▸ WHAT IS ASKED:
Please transcribe the records precisely; pictures stay out of your copy.

▸ SOURCE MATERIAL:
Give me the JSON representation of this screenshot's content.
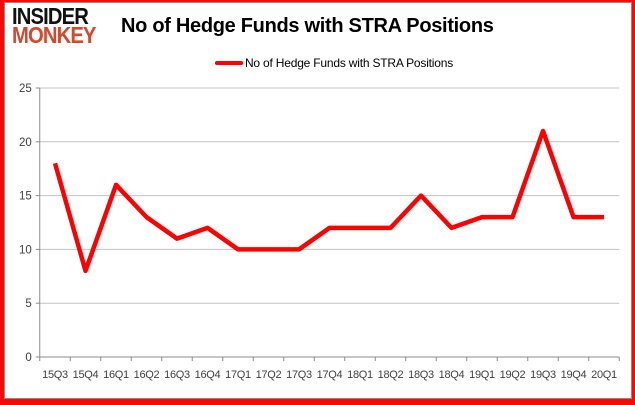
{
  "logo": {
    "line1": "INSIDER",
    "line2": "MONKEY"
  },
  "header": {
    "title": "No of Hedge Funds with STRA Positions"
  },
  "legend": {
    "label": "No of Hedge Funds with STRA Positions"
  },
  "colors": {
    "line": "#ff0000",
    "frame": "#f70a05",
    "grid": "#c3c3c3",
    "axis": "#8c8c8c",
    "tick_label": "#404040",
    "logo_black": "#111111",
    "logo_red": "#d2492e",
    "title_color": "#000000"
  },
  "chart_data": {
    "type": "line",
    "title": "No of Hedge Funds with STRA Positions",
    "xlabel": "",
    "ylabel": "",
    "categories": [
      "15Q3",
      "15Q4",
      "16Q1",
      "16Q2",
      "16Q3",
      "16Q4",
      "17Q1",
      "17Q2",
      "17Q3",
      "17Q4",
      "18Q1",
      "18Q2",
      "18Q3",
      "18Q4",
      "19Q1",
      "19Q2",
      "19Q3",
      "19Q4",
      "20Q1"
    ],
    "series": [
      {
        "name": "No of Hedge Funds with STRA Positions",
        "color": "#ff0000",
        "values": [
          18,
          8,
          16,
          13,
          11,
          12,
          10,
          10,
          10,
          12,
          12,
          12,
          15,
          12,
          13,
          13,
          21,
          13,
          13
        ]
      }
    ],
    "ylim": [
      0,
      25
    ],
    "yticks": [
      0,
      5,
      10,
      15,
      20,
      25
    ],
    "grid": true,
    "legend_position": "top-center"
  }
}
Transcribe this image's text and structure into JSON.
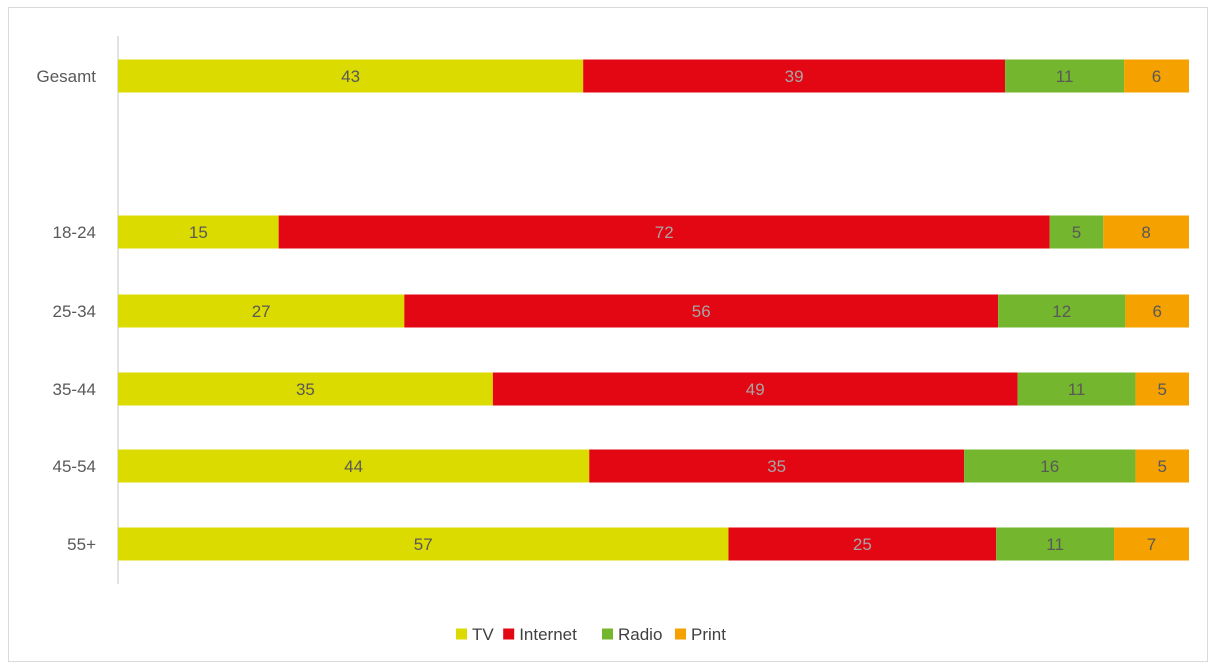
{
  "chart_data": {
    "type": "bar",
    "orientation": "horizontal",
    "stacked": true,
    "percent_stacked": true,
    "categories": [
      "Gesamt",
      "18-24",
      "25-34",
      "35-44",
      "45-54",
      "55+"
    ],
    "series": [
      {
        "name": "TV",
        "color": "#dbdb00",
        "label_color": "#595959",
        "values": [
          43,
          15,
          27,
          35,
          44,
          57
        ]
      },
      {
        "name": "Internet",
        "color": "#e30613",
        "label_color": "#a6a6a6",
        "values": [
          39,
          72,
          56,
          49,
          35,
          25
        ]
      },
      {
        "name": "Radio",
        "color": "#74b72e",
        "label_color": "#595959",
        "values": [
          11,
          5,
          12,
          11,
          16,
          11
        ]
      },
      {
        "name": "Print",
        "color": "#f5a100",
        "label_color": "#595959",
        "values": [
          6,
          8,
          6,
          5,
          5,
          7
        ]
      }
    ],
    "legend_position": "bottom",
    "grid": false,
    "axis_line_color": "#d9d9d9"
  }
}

▸ TASK OUTPUT:
Give me the JSON representation of this screenshot's content.
{
  "logo": {
    "line1": "INSIDER",
    "line2": "MONKEY"
  },
  "header": {
    "title": "No of Hedge Funds with STRA Positions"
  },
  "legend": {
    "label": "No of Hedge Funds with STRA Positions"
  },
  "colors": {
    "line": "#ff0000",
    "frame": "#f70a05",
    "grid": "#c3c3c3",
    "axis": "#8c8c8c",
    "tick_label": "#404040",
    "logo_black": "#111111",
    "logo_red": "#d2492e",
    "title_color": "#000000"
  },
  "chart_data": {
    "type": "line",
    "title": "No of Hedge Funds with STRA Positions",
    "xlabel": "",
    "ylabel": "",
    "categories": [
      "15Q3",
      "15Q4",
      "16Q1",
      "16Q2",
      "16Q3",
      "16Q4",
      "17Q1",
      "17Q2",
      "17Q3",
      "17Q4",
      "18Q1",
      "18Q2",
      "18Q3",
      "18Q4",
      "19Q1",
      "19Q2",
      "19Q3",
      "19Q4",
      "20Q1"
    ],
    "series": [
      {
        "name": "No of Hedge Funds with STRA Positions",
        "color": "#ff0000",
        "values": [
          18,
          8,
          16,
          13,
          11,
          12,
          10,
          10,
          10,
          12,
          12,
          12,
          15,
          12,
          13,
          13,
          21,
          13,
          13
        ]
      }
    ],
    "ylim": [
      0,
      25
    ],
    "yticks": [
      0,
      5,
      10,
      15,
      20,
      25
    ],
    "grid": true,
    "legend_position": "top-center"
  }
}
Transcribe this image's text and structure into JSON.
{
  "chart_data": {
    "type": "bar",
    "orientation": "horizontal",
    "stacked": true,
    "percent_stacked": true,
    "categories": [
      "Gesamt",
      "18-24",
      "25-34",
      "35-44",
      "45-54",
      "55+"
    ],
    "series": [
      {
        "name": "TV",
        "color": "#dbdb00",
        "label_color": "#595959",
        "values": [
          43,
          15,
          27,
          35,
          44,
          57
        ]
      },
      {
        "name": "Internet",
        "color": "#e30613",
        "label_color": "#a6a6a6",
        "values": [
          39,
          72,
          56,
          49,
          35,
          25
        ]
      },
      {
        "name": "Radio",
        "color": "#74b72e",
        "label_color": "#595959",
        "values": [
          11,
          5,
          12,
          11,
          16,
          11
        ]
      },
      {
        "name": "Print",
        "color": "#f5a100",
        "label_color": "#595959",
        "values": [
          6,
          8,
          6,
          5,
          5,
          7
        ]
      }
    ],
    "legend_position": "bottom",
    "grid": false,
    "axis_line_color": "#d9d9d9"
  }
}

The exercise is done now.